◆ **Goal**
Reproduce the listing below exactly. Pictures do not belong in the copy.

--- Start of Information provided ---

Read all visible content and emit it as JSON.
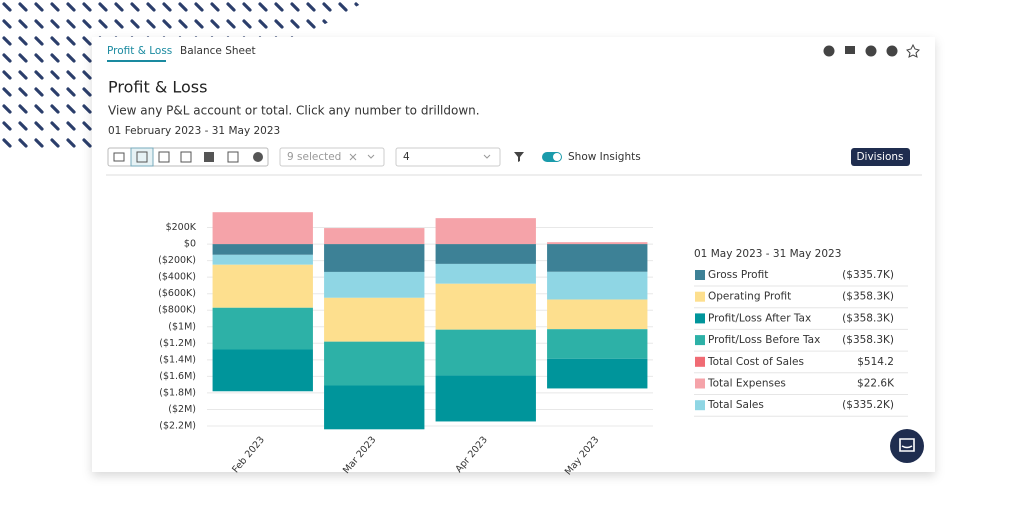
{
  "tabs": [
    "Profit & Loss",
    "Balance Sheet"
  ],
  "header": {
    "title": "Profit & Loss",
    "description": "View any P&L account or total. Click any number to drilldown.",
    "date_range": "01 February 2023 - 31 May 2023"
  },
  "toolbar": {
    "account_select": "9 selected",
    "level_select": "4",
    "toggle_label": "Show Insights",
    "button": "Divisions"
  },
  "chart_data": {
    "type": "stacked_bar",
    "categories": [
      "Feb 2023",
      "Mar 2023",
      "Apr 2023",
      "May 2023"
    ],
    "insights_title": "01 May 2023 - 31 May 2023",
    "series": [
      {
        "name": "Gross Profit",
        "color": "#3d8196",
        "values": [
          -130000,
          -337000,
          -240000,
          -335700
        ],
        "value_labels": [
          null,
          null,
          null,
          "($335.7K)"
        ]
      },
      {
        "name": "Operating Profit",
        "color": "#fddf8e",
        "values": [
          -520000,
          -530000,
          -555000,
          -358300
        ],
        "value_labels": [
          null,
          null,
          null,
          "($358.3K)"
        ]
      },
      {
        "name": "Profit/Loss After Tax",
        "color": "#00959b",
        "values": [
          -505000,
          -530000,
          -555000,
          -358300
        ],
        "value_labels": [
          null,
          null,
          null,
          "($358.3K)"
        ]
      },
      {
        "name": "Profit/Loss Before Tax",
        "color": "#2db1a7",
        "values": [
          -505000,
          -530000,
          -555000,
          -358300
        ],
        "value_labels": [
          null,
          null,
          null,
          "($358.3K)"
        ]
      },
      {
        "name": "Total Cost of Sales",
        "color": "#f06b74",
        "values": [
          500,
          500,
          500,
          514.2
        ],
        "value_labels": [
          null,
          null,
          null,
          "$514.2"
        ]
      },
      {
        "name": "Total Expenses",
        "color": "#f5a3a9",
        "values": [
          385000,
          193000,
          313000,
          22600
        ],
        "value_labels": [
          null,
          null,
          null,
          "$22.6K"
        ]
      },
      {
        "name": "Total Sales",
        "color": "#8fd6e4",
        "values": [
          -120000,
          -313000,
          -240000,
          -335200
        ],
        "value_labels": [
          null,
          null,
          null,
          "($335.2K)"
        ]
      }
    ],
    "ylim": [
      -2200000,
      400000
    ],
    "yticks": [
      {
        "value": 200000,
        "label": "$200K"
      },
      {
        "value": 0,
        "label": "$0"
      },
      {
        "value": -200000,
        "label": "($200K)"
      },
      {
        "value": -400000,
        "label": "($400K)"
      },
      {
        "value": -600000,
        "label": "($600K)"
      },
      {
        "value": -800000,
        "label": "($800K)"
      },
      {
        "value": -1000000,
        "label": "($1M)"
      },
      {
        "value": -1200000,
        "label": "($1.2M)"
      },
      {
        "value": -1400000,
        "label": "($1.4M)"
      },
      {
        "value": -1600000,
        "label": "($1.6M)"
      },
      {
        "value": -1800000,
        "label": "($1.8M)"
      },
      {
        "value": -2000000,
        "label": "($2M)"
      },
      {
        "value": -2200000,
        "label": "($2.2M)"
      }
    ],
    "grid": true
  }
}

--- End of Information provided ---

◆ **Response to this task**
Read all visible content and emit it as JSON.
{
  "tabs": [
    "Profit & Loss",
    "Balance Sheet"
  ],
  "header": {
    "title": "Profit & Loss",
    "description": "View any P&L account or total. Click any number to drilldown.",
    "date_range": "01 February 2023 - 31 May 2023"
  },
  "toolbar": {
    "account_select": "9 selected",
    "level_select": "4",
    "toggle_label": "Show Insights",
    "button": "Divisions"
  },
  "chart_data": {
    "type": "stacked_bar",
    "categories": [
      "Feb 2023",
      "Mar 2023",
      "Apr 2023",
      "May 2023"
    ],
    "insights_title": "01 May 2023 - 31 May 2023",
    "series": [
      {
        "name": "Gross Profit",
        "color": "#3d8196",
        "values": [
          -130000,
          -337000,
          -240000,
          -335700
        ],
        "value_labels": [
          null,
          null,
          null,
          "($335.7K)"
        ]
      },
      {
        "name": "Operating Profit",
        "color": "#fddf8e",
        "values": [
          -520000,
          -530000,
          -555000,
          -358300
        ],
        "value_labels": [
          null,
          null,
          null,
          "($358.3K)"
        ]
      },
      {
        "name": "Profit/Loss After Tax",
        "color": "#00959b",
        "values": [
          -505000,
          -530000,
          -555000,
          -358300
        ],
        "value_labels": [
          null,
          null,
          null,
          "($358.3K)"
        ]
      },
      {
        "name": "Profit/Loss Before Tax",
        "color": "#2db1a7",
        "values": [
          -505000,
          -530000,
          -555000,
          -358300
        ],
        "value_labels": [
          null,
          null,
          null,
          "($358.3K)"
        ]
      },
      {
        "name": "Total Cost of Sales",
        "color": "#f06b74",
        "values": [
          500,
          500,
          500,
          514.2
        ],
        "value_labels": [
          null,
          null,
          null,
          "$514.2"
        ]
      },
      {
        "name": "Total Expenses",
        "color": "#f5a3a9",
        "values": [
          385000,
          193000,
          313000,
          22600
        ],
        "value_labels": [
          null,
          null,
          null,
          "$22.6K"
        ]
      },
      {
        "name": "Total Sales",
        "color": "#8fd6e4",
        "values": [
          -120000,
          -313000,
          -240000,
          -335200
        ],
        "value_labels": [
          null,
          null,
          null,
          "($335.2K)"
        ]
      }
    ],
    "ylim": [
      -2200000,
      400000
    ],
    "yticks": [
      {
        "value": 200000,
        "label": "$200K"
      },
      {
        "value": 0,
        "label": "$0"
      },
      {
        "value": -200000,
        "label": "($200K)"
      },
      {
        "value": -400000,
        "label": "($400K)"
      },
      {
        "value": -600000,
        "label": "($600K)"
      },
      {
        "value": -800000,
        "label": "($800K)"
      },
      {
        "value": -1000000,
        "label": "($1M)"
      },
      {
        "value": -1200000,
        "label": "($1.2M)"
      },
      {
        "value": -1400000,
        "label": "($1.4M)"
      },
      {
        "value": -1600000,
        "label": "($1.6M)"
      },
      {
        "value": -1800000,
        "label": "($1.8M)"
      },
      {
        "value": -2000000,
        "label": "($2M)"
      },
      {
        "value": -2200000,
        "label": "($2.2M)"
      }
    ],
    "grid": true
  }
}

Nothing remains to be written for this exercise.